__REQUIRED WORK__
Filter the entries below, keeping every line that has the word "صاحب".

__DATASET ENTRIES__
## Begin
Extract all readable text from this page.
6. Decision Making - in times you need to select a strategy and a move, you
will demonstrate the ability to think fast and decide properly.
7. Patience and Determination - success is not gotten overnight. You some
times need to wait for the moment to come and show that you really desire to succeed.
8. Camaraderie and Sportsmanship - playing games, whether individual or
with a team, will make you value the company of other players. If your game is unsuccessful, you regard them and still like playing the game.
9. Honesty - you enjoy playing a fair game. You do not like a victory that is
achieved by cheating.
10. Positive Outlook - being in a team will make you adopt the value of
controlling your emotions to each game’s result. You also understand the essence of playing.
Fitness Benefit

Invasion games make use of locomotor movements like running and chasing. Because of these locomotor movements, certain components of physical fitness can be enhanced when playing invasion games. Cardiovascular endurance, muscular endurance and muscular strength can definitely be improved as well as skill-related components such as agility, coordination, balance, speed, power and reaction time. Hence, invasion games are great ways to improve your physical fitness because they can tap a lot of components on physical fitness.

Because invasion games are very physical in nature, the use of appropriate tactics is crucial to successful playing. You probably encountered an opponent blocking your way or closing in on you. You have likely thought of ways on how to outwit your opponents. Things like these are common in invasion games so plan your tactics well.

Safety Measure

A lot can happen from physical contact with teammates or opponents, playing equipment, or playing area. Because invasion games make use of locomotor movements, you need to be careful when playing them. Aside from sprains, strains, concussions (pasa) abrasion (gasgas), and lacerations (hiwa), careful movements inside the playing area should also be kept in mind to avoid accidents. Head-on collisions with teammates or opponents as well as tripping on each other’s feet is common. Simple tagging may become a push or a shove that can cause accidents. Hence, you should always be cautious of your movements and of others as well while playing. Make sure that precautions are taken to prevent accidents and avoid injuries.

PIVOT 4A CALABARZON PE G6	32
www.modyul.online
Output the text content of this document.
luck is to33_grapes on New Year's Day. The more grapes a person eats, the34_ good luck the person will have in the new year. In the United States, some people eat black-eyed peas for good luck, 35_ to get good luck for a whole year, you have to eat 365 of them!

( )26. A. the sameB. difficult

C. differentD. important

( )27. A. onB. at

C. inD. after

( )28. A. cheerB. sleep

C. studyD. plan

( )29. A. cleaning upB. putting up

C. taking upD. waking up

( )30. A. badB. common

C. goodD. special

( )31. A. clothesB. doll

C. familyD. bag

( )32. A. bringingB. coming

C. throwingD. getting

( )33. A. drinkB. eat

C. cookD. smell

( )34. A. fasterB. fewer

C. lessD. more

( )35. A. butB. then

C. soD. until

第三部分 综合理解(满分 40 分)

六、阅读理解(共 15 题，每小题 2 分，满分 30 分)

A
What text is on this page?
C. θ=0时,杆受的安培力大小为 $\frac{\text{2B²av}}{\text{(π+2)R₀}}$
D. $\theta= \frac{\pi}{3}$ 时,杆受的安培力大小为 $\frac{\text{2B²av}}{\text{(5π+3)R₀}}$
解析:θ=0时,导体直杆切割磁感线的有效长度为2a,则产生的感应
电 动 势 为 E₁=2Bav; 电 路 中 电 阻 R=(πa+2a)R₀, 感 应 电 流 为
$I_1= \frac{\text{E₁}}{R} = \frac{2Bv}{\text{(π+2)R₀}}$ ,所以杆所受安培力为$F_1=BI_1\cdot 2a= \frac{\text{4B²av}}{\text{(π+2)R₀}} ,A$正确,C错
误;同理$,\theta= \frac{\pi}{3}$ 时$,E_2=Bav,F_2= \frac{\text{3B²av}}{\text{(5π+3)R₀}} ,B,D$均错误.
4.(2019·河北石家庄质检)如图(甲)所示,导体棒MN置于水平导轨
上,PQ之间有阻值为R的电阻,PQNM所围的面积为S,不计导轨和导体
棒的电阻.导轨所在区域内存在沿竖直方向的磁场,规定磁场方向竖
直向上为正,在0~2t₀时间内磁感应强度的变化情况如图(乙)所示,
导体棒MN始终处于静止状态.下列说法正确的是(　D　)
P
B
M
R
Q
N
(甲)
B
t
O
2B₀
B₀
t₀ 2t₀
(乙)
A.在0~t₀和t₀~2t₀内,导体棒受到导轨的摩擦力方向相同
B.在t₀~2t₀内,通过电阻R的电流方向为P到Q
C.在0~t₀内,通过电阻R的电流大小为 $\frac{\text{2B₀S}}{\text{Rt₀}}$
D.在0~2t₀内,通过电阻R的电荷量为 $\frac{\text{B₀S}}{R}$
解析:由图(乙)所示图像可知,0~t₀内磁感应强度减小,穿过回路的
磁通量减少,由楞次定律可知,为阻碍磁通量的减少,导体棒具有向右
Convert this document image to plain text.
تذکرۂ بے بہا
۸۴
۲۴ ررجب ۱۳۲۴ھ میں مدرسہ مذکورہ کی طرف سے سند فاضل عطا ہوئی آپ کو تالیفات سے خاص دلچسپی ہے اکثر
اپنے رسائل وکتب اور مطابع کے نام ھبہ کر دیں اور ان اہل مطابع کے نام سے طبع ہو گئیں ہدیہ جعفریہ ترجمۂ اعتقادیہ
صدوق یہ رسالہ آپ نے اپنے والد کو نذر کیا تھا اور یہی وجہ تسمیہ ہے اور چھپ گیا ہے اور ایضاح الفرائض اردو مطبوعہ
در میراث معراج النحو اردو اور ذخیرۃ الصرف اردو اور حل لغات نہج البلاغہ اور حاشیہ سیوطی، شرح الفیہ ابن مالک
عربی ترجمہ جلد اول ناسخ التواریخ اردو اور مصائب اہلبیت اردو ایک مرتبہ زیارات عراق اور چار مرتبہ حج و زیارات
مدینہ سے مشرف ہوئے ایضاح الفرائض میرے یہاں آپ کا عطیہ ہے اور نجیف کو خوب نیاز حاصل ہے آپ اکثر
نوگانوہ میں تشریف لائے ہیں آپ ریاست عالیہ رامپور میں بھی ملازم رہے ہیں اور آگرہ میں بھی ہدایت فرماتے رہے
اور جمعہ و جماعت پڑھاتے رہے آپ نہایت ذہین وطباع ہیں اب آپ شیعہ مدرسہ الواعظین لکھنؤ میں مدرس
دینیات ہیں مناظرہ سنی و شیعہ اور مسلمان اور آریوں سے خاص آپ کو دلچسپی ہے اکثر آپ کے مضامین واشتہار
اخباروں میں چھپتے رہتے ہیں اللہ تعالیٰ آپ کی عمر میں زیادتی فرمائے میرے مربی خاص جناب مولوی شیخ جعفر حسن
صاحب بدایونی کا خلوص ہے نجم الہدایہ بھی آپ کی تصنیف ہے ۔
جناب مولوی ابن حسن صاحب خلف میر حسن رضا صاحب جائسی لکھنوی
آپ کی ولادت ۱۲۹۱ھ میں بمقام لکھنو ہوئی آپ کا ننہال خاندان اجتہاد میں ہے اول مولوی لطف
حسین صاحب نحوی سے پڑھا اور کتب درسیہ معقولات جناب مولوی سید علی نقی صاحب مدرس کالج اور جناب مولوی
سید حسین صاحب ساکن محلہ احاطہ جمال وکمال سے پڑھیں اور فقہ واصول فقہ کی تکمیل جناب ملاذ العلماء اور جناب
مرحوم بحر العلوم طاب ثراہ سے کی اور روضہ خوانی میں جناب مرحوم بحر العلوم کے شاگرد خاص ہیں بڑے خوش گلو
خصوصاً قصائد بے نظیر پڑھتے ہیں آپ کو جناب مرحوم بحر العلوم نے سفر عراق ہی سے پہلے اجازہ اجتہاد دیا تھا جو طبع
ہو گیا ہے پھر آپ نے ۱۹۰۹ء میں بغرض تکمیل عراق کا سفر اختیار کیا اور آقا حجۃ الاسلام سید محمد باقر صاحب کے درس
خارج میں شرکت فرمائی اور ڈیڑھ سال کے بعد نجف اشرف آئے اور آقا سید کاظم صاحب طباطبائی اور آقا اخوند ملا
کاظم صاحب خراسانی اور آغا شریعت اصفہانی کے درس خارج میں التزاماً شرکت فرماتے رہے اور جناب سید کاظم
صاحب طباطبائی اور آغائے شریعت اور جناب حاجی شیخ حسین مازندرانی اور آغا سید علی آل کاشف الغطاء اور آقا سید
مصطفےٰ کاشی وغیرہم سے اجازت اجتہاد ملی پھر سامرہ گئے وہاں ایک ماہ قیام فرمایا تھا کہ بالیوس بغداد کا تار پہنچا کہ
## End
__COMPLETE ANSWER__
صاحب بدایونی کا خلوص ہے نجم الہدایہ بھی آپ کی تصنیف ہے ۔
جناب مولوی ابن حسن صاحب خلف میر حسن رضا صاحب جائسی لکھنوی
حسین صاحب نحوی سے پڑھا اور کتب درسیہ معقولات جناب مولوی سید علی نقی صاحب مدرس کالج اور جناب مولوی
سید حسین صاحب ساکن محلہ احاطہ جمال وکمال سے پڑھیں اور فقہ واصول فقہ کی تکمیل جناب ملاذ العلماء اور جناب
ہو گیا ہے پھر آپ نے ۱۹۰۹ء میں بغرض تکمیل عراق کا سفر اختیار کیا اور آقا حجۃ الاسلام سید محمد باقر صاحب کے درس
خارج میں شرکت فرمائی اور ڈیڑھ سال کے بعد نجف اشرف آئے اور آقا سید کاظم صاحب طباطبائی اور آقا اخوند ملا
کاظم صاحب خراسانی اور آغا شریعت اصفہانی کے درس خارج میں التزاماً شرکت فرماتے رہے اور جناب سید کاظم
صاحب طباطبائی اور آغائے شریعت اور جناب حاجی شیخ حسین مازندرانی اور آغا سید علی آل کاشف الغطاء اور آقا سید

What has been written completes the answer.